**Task goal:** Format every line of the items below as a JSON list of strings, with one string per line and blank lines omitted. Leave out the pictures.

**Excerpted records:**
┌──
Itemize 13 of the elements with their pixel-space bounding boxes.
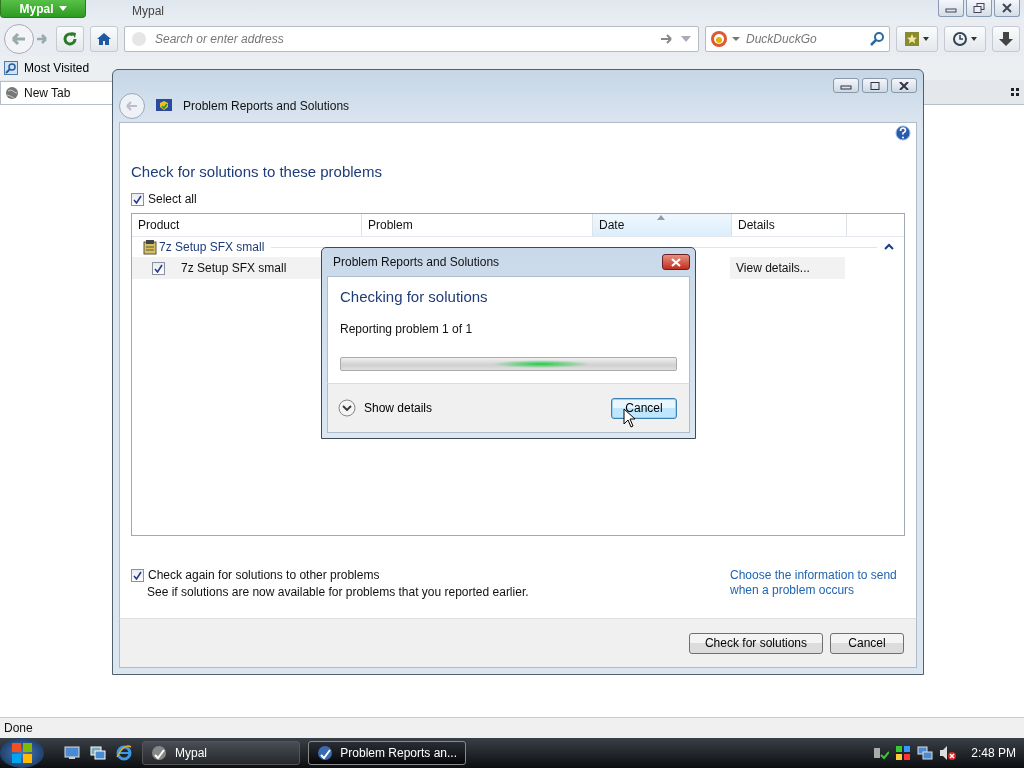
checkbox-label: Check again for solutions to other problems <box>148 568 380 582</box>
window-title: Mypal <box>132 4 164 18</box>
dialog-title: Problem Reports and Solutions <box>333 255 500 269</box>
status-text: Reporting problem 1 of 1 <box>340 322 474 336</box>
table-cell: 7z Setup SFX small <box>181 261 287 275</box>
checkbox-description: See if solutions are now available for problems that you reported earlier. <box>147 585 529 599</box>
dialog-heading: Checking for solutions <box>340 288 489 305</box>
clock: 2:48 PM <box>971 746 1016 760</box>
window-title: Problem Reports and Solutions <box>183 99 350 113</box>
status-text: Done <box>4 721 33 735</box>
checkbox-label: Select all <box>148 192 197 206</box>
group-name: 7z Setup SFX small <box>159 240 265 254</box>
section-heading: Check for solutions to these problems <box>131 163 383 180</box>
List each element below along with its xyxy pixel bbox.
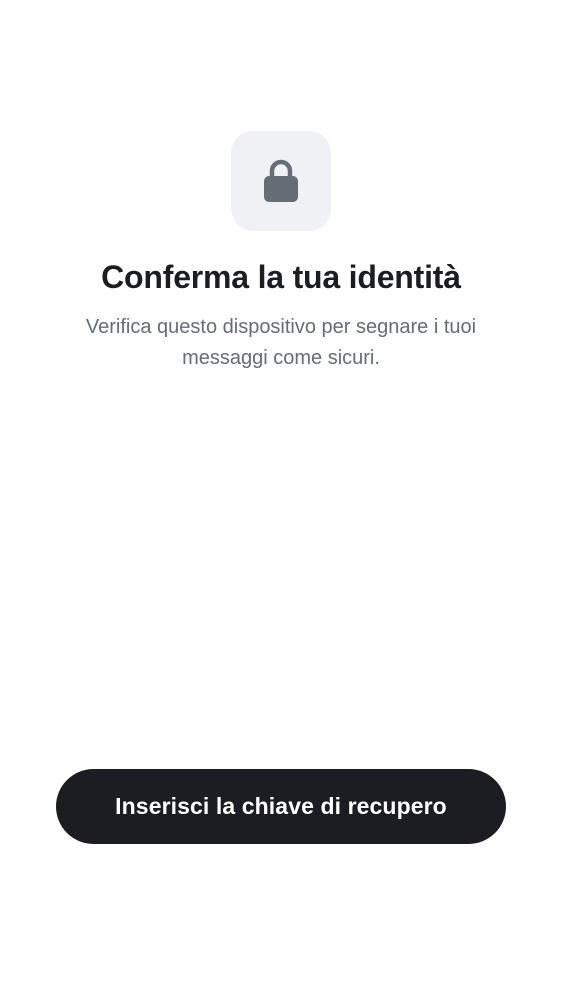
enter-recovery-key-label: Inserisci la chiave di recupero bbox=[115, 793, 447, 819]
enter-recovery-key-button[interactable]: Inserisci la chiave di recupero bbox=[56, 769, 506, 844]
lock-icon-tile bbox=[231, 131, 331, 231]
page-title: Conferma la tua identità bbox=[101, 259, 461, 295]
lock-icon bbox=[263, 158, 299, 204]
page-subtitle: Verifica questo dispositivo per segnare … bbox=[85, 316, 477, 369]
└──
**Solution below:**
[
  "Itemize 13 of the elements with their pixel-space bounding boxes.",
  "checkbox-label: Check again for solutions to other problems <box>148 568 380 582</box>",
  "window-title: Mypal <box>132 4 164 18</box>",
  "dialog-title: Problem Reports and Solutions <box>333 255 500 269</box>",
  "status-text: Reporting problem 1 of 1 <box>340 322 474 336</box>",
  "table-cell: 7z Setup SFX small <box>181 261 287 275</box>",
  "checkbox-description: See if solutions are now available for problems that you reported earlier. <box>147 585 529 599</box>",
  "dialog-heading: Checking for solutions <box>340 288 489 305</box>",
  "clock: 2:48 PM <box>971 746 1016 760</box>",
  "window-title: Problem Reports and Solutions <box>183 99 350 113</box>",
  "status-text: Done <box>4 721 33 735</box>",
  "checkbox-label: Select all <box>148 192 197 206</box>",
  "group-name: 7z Setup SFX small <box>159 240 265 254</box>",
  "section-heading: Check for solutions to these problems <box>131 163 383 180</box>",
  "List each element below along with its xyxy pixel bbox.",
  "enter-recovery-key-label: Inserisci la chiave di recupero bbox=[115, 793, 447, 819]",
  "enter-recovery-key-button[interactable]: Inserisci la chiave di recupero bbox=[56, 769, 506, 844]",
  "lock-icon-tile bbox=[231, 131, 331, 231]",
  "page-title: Conferma la tua identità bbox=[101, 259, 461, 295]",
  "lock-icon bbox=[263, 158, 299, 204]",
  "page-subtitle: Verifica questo dispositivo per segnare … bbox=[85, 316, 477, 369]"
]